§ **TASK DATA**:
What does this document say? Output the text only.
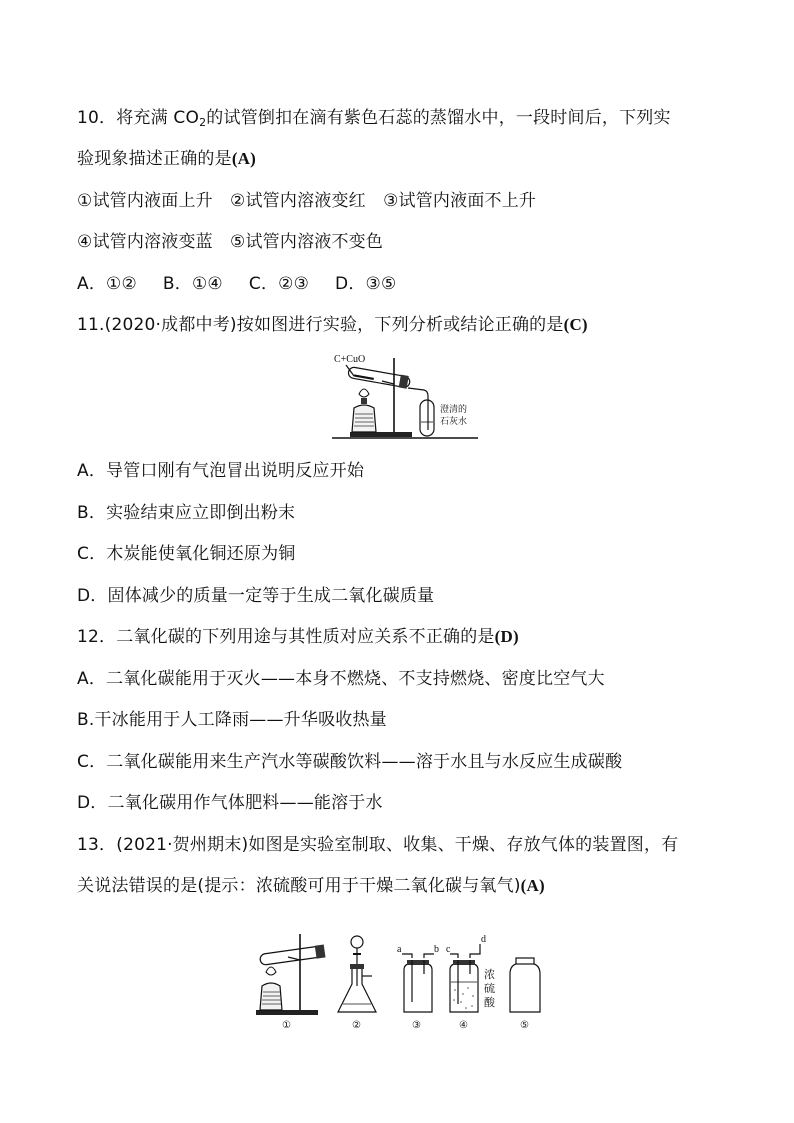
10．将充满 $CO_2$的试管倒扣在滴有紫色石蕊的蒸馏水中，一段时间后，下列实
验现象描述正确的是(A)
①试管内液面上升　②试管内溶液变红　③试管内液面不上升
④试管内溶液变蓝　⑤试管内溶液不变色
A．①② B．①④ C．②③ D．③⑤
11.(2020·成都中考)按如图进行实验，下列分析或结论正确的是(C)
C+CuO
澄清的
石灰水
A．导管口刚有气泡冒出说明反应开始
B．实验结束应立即倒出粉末
C．木炭能使氧化铜还原为铜
D．固体减少的质量一定等于生成二氧化碳质量
12．二氧化碳的下列用途与其性质对应关系不正确的是(D)
A．二氧化碳能用于灭火——本身不燃烧、不支持燃烧、密度比空气大
B.干冰能用于人工降雨——升华吸收热量
C．二氧化碳能用来生产汽水等碳酸饮料——溶于水且与水反应生成碳酸
D．二氧化碳用作气体肥料——能溶于水
13．(2021·贺州期末)如图是实验室制取、收集、干燥、存放气体的装置图，有
关说法错误的是(提示：浓硫酸可用于干燥二氧化碳与氧气)(A)
①	②
a	b
③
c
d
浓
硫
酸
④	⑤
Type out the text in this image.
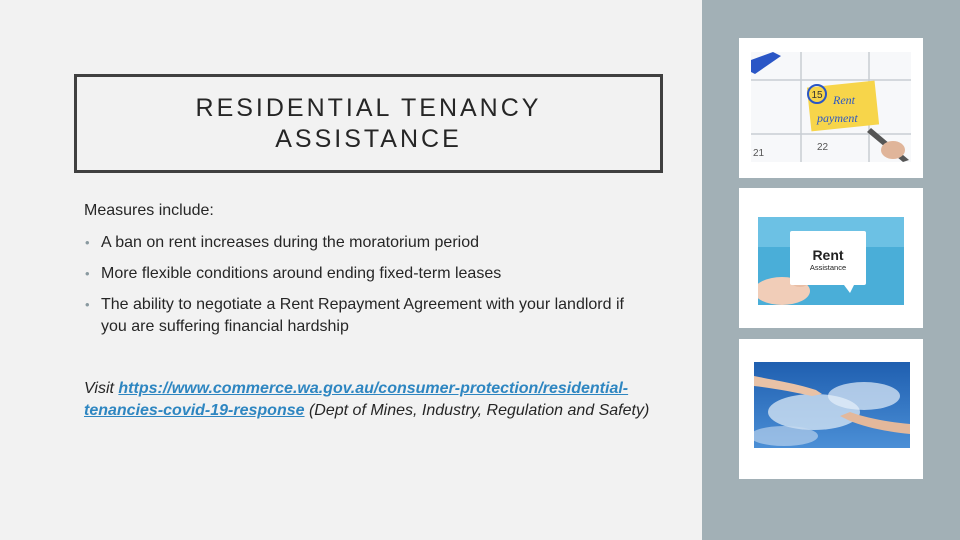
RESIDENTIAL TENANCY ASSISTANCE
Measures include:
• A ban on rent increases during the moratorium period
• More flexible conditions around ending fixed-term leases
• The ability to negotiate a Rent Repayment Agreement with your landlord if you are suffering financial hardship
Visit https://www.commerce.wa.gov.au/consumer-protection/residential-tenancies-covid-19-response (Dept of Mines, Industry, Regulation and Safety)
15 Rent
payment
22
21
Rent
Assistance
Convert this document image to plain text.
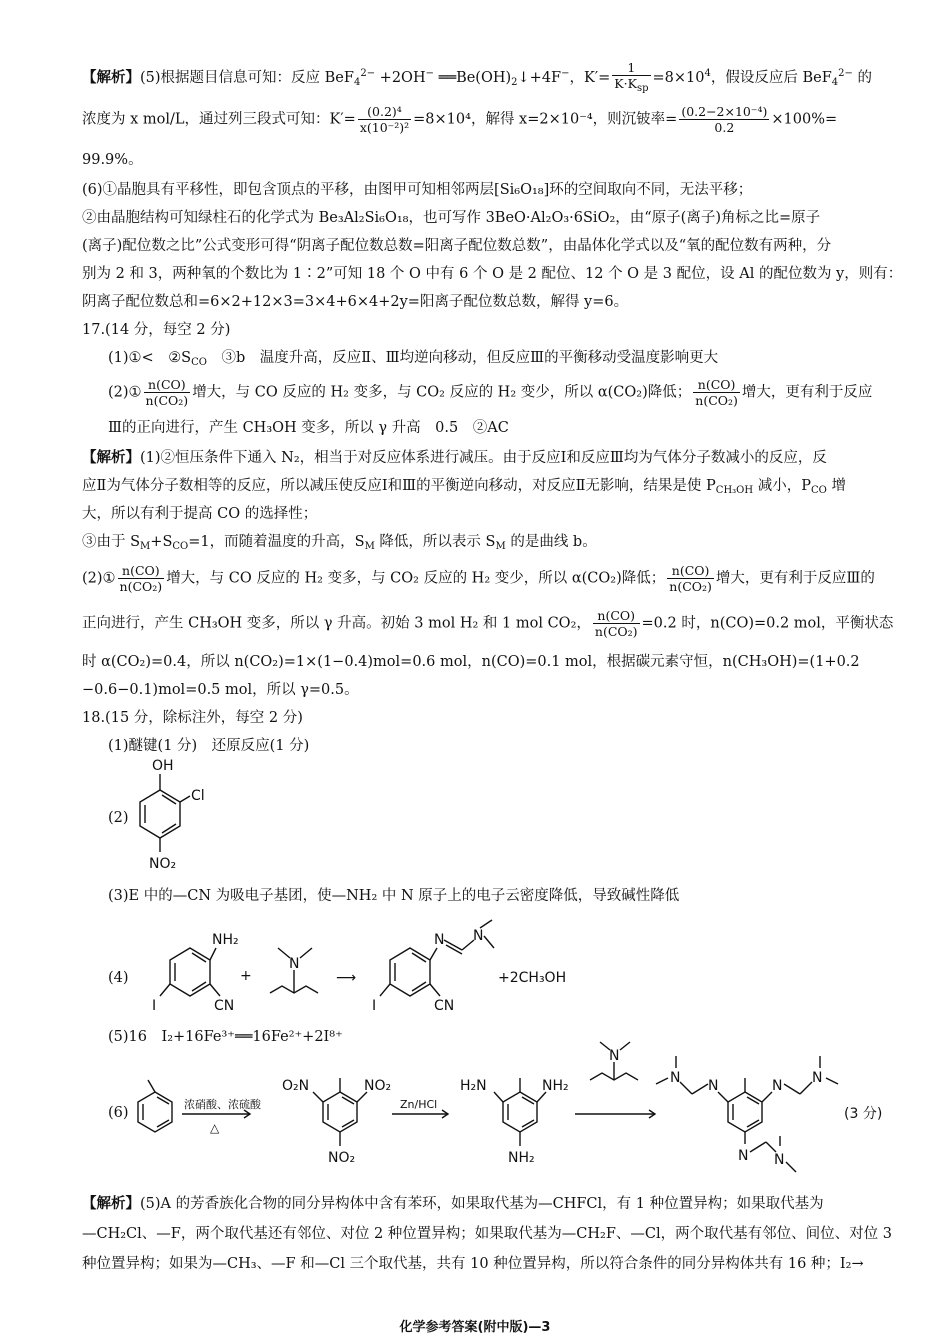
【解析】(5)根据题目信息可知：反应 BeF$_4^{2-}$ +2OH− $══Be(OH)_2↓+4F^-$，$K'= \frac{1}{K\cdot K_{sp}} =8\times 10^4$，假设反应后 BeF$_4^{2-}$ 的
浓度为 x mol/L，通过列三段式可知：$K'= \frac{\text{(0.2)⁴}}{\text{x(10⁻²)²}} =8\times 10^4$，解得 x=2×10⁻⁴，则沉铍率= $\frac{\text{(0.2−2×10⁻⁴)}}{0.2} \times 100\%=$
99.9%。
(6)①晶胞具有平移性，即包含顶点的平移，由图甲可知相邻两层[Si₆O₁₈]环的空间取向不同，无法平移；
②由晶胞结构可知绿柱石的化学式为 Be₃Al₂Si₆O₁₈，也可写作 3BeO·Al₂O₃·6SiO₂，由“原子(离子)角标之比=原子
(离子)配位数之比”公式变形可得“阴离子配位数总数=阳离子配位数总数”，由晶体化学式以及“氧的配位数有两种，分
别为 2 和 3，两种氧的个数比为 1∶2”可知 18 个 O 中有 6 个 O 是 2 配位、12 个 O 是 3 配位，设 Al 的配位数为 y，则有：
阴离子配位数总和=6×2+12×3=3×4+6×4+2y=阳离子配位数总数，解得 y=6。
17.(14 分，每空 2 分)
(1)①<　$②S_{CO}$　③b　温度升高，反应Ⅱ、Ⅲ均逆向移动，但反应Ⅲ的平衡移动受温度影响更大
(2)① $\frac{n(CO)}{\text{n(CO₂)}}$ 增大，与 CO 反应的 H₂ 变多，与 CO₂ 反应的 H₂ 变少，所以 α(CO₂)降低； $\frac{n(CO)}{\text{n(CO₂)}}$ 增大，更有利于反应
Ⅲ的正向进行，产生 CH₃OH 变多，所以 γ 升高　0.5　②AC
【解析】(1)②恒压条件下通入 N₂，相当于对反应体系进行减压。由于反应Ⅰ和反应Ⅲ均为气体分子数减小的反应，反
应Ⅱ为气体分子数相等的反应，所以减压使反应Ⅰ和Ⅲ的平衡逆向移动，对反应Ⅱ无影响，结果是使 $P_{CH_3OH}$ 减小，$P_{CO}$ 增
大，所以有利于提高 CO 的选择性；
③由于 $S_M+S_{CO}=1$，而随着温度的升高，$S_M$ 降低，所以表示 $S_M$ 的是曲线 b。
(2)① $\frac{n(CO)}{\text{n(CO₂)}}$ 增大，与 CO 反应的 H₂ 变多，与 CO₂ 反应的 H₂ 变少，所以 α(CO₂)降低； $\frac{n(CO)}{\text{n(CO₂)}}$ 增大，更有利于反应Ⅲ的
正向进行，产生 CH₃OH 变多，所以 γ 升高。初始 3 mol H₂ 和 1 mol CO₂， $\frac{n(CO)}{\text{n(CO₂)}} =0.2$ 时，n(CO)=0.2 mol，平衡状态
时 α(CO₂)=0.4，所以 n(CO₂)=1×(1−0.4)mol=0.6 mol，n(CO)=0.1 mol，根据碳元素守恒，n(CH₃OH)=(1+0.2
−0.6−0.1)mol=0.5 mol，所以 γ=0.5。
18.(15 分，除标注外，每空 2 分)
(1)醚键(1 分)　还原反应(1 分)
(2)
OH
Cl
NO₂
(3)E 中的—CN 为吸电子基团，使—NH₂ 中 N 原子上的电子云密度降低，导致碱性降低
(4)
NH₂
I	CN
+
N
⟶
N N
I	CN
+2CH₃OH
(5)16　I₂+16Fe³⁺══16Fe²⁺+2I⁸⁺
(6)
浓硝酸、浓硫酸
△
O₂N	NO₂
NO₂
Zn/HCl
H₂N	NH₂
NH₂
N
N
N	N N
N N
(3 分)
【解析】(5)A 的芳香族化合物的同分异构体中含有苯环，如果取代基为—CHFCl，有 1 种位置异构；如果取代基为
—CH₂Cl、—F，两个取代基还有邻位、对位 2 种位置异构；如果取代基为—CH₂F、—Cl，两个取代基有邻位、间位、对位 3
种位置异构；如果为—CH₃、—F 和—Cl 三个取代基，共有 10 种位置异构，所以符合条件的同分异构体共有 16 种；I₂→
化学参考答案(附中版)—3
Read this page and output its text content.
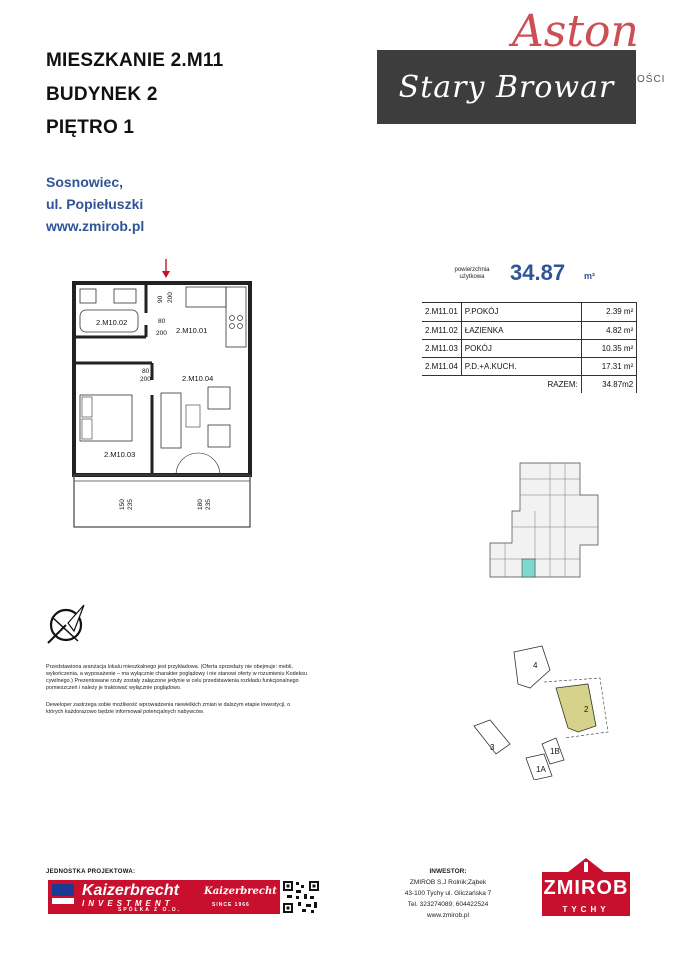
MIESZKANIE 2.M11
BUDYNEK 2
PIĘTRO 1
Sosnowiec,
ul. Popiełuszki
www.zmirob.pl
Stary Browar
Aston
OŚCI
powierzchnia
użytkowa 34.87 m²
2.M11.01	P.POKÓJ	2.39 m²
2.M11.02	ŁAZIENKA	4.82 m²
2.M11.03	POKÓJ	10.35 m²
2.M11.04	P.D.+A.KUCH.	17.31 m²
	RAZEM:	34.87m2
2.M10.02
2.M10.01
2.M10.04
2.M10.03
80
200
80
200
90 200
150 235	180 235
Przedstawiona aranżacja lokalu mieszkalnego jest przykładowa. (Oferta sprzedaży nie obejmuje: mebli, wykończenia, a wyposażenie – ma wyłącznie charakter poglądowy i nie stanowi oferty w rozumieniu Kodeksu cywilnego.) Prezentowane rzuty zostały załączone jedynie w celu przedstawienia rozkładu funkcjonalnego pomieszczeń i należy je traktować wyłącznie poglądowo.
Deweloper zastrzega sobie możliwość wprowadzenia niewielkich zmian w dalszym etapie inwestycji, o których każdorazowo będzie informował potencjalnych nabywców.
4
2
3	1B
1A
JEDNOSTKA PROJEKTOWA:
Kaizerbrecht
INVESTMENT
SPÓŁKA Z O.O.
Kaizerbrecht
SINCE 1966
INWESTOR:
ZMIROB S.J Rolnik;Ząbek
43-100 Tychy ul. Gliczańska 7
Tel. 323274089; 604422524
www.zmirob.pl
ZMIROB
TYCHY
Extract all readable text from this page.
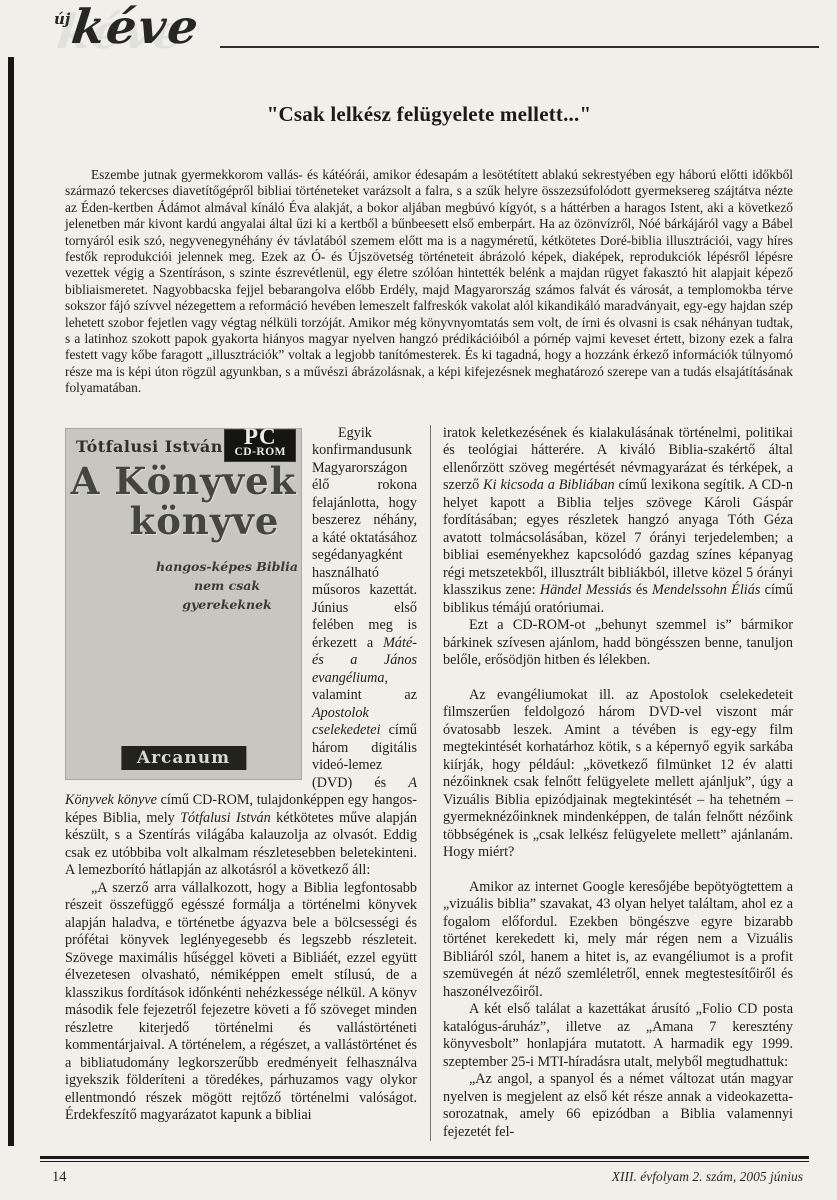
új
kéve
"Csak lelkész felügyelete mellett..."

Eszembe jutnak gyermekkorom vallás- és kátéórái, amikor édesapám a lesötétített ablakú sekrestyében egy háború előtti időkből származó tekercses diavetítőgépről bibliai történeteket varázsolt a falra, s a szűk helyre összezsúfolódott gyermeksereg szájtátva nézte az Éden-kertben Ádámot almával kínáló Éva alakját, a bokor aljában megbúvó kígyót, s a háttérben a haragos Istent, aki a következő jelenetben már kivont kardú angyalai által űzi ki a kertből a bűnbeesett első emberpárt. Ha az özönvízről, Nóé bárkájáról vagy a Bábel tornyáról esik szó, negyvenegynéhány év távlatából szemem előtt ma is a nagyméretű, kétkötetes Doré-biblia illusztrációi, vagy híres festők reprodukciói jelennek meg. Ezek az Ó- és Újszövetség történeteit ábrázoló képek, diaképek, reprodukciók lépésről lépésre vezettek végig a Szentíráson, s szinte észrevétlenül, egy életre szólóan hintették belénk a majdan rügyet fakasztó hit alapjait képező bibliaismeretet. Nagyobbacska fejjel bebarangolva előbb Erdély, majd Magyarország számos falvát és városát, a templomokba térve sokszor fájó szívvel nézegettem a reformáció hevében lemeszelt falfreskók vakolat alól kikandikáló maradványait, egy-egy hajdan szép lehetett szobor fejetlen vagy végtag nélküli torzóját. Amikor még könyvnyomtatás sem volt, de írni és olvasni is csak néhányan tudtak, s a latinhoz szokott papok gyakorta hiányos magyar nyelven hangzó prédikációiból a pórnép vajmi keveset értett, bizony ezek a falra festett vagy kőbe faragott „illusztrációk” voltak a legjobb tanítómesterek. És ki tagadná, hogy a hozzánk érkező információk túlnyomó része ma is képi úton rögzül agyunkban, s a művészi ábrázolásnak, a képi kifejezésnek meghatározó szerepe van a tudás elsajátításának folyamatában.

Tótfalusi István PC
CD-ROM
A Könyvek
könyve
hangos-képes Biblia
nem csak gyerekeknek
Arcanum

Egyik konfirmandusunk Magyarországon élő rokona felajánlotta, hogy beszerez néhány, a káté oktatásához segédanyagként használható műsoros kazettát. Június első felében meg is érkezett a Máté- és a János evangéliuma, valamint az Apostolok cselekedetei című három digitális videó-lemez (DVD) és A Könyvek könyve című CD-ROM, tulajdonképpen egy hangos-képes Biblia, mely Tótfalusi István kétkötetes műve alapján készült, s a Szentírás világába kalauzolja az olvasót. Eddig csak ez utóbbiba volt alkalmam részletesebben beletekinteni. A lemezborító hátlapján az alkotásról a következő áll:

„A szerző arra vállalkozott, hogy a Biblia legfontosabb részeit összefüggő egésszé formálja a történelmi könyvek alapján haladva, e történetbe ágyazva bele a bölcsességi és prófétai könyvek leglényegesebb és legszebb részleteit. Szövege maximális hűséggel követi a Bibliáét, ezzel együtt élvezetesen olvasható, némiképpen emelt stílusú, de a klasszikus fordítások időnkénti nehézkessége nélkül. A könyv második fele fejezetről fejezetre követi a fő szöveget minden részletre kiterjedő történelmi és vallástörténeti kommentárjaival. A történelem, a régészet, a vallástörténet és a bibliatudomány legkorszerűbb eredményeit felhasználva igyekszik földeríteni a töredékes, párhuzamos vagy olykor ellentmondó részek mögött rejtőző történelmi valóságot. Érdekfeszítő magyarázatot kapunk a bibliai

iratok keletkezésének és kialakulásának történelmi, politikai és teológiai hátterére. A kiváló Biblia-szakértő által ellenőrzött szöveg megértését névmagyarázat és térképek, a szerző Ki kicsoda a Bibliában című lexikona segítik. A CD-n helyet kapott a Biblia teljes szövege Károli Gáspár fordításában; egyes részletek hangzó anyaga Tóth Géza avatott tolmácsolásában, közel 7 órányi terjedelemben; a bibliai eseményekhez kapcsolódó gazdag színes képanyag régi metszetekből, illusztrált bibliákból, illetve közel 5 órányi klasszikus zene: Händel Messiás és Mendelssohn Éliás című biblikus témájú oratóriumai.

Ezt a CD-ROM-ot „behunyt szemmel is” bármikor bárkinek szívesen ajánlom, hadd böngésszen benne, tanuljon belőle, erősödjön hitben és lélekben.

Az evangéliumokat ill. az Apostolok cselekedeteit filmszerűen feldolgozó három DVD-vel viszont már óvatosabb leszek. Amint a tévében is egy-egy film megtekintését korhatárhoz kötik, s a képernyő egyik sarkába kiírják, hogy például: „következő filmünket 12 év alatti nézőinknek csak felnőtt felügyelete mellett ajánljuk”, úgy a Vizuális Biblia epizódjainak megtekintését – ha tehetném – gyermeknézőinknek mindenképpen, de talán felnőtt nézőink többségének is „csak lelkész felügyelete mellett” ajánlanám. Hogy miért?

Amikor az internet Google keresőjébe bepötyögtettem a „vizuális biblia” szavakat, 43 olyan helyet találtam, ahol ez a fogalom előfordul. Ezekben böngészve egyre bizarabb történet kerekedett ki, mely már régen nem a Vizuális Bibliáról szól, hanem a hitet is, az evangéliumot is a profit szemüvegén át néző szemléletről, ennek megtestesítőiről és haszonélvezőiről.

A két első találat a kazettákat árusító „Folio CD posta katalógus-áruház”, illetve az „Amana 7 keresztény könyvesbolt” honlapjára mutatott. A harmadik egy 1999. szeptember 25-i MTI-híradásra utalt, melyből megtudhattuk:

„Az angol, a spanyol és a német változat után magyar nyelven is megjelent az első két része annak a videokazetta-sorozatnak, amely 66 epizódban a Biblia valamennyi fejezetét fel-

14	XIII. évfolyam 2. szám, 2005 június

§ **SET TASK**:
Check the records above line by line and tally those holding the string "képes". Answer with the number only.

§ **ANSWER TO THIS PROBLEM**:
2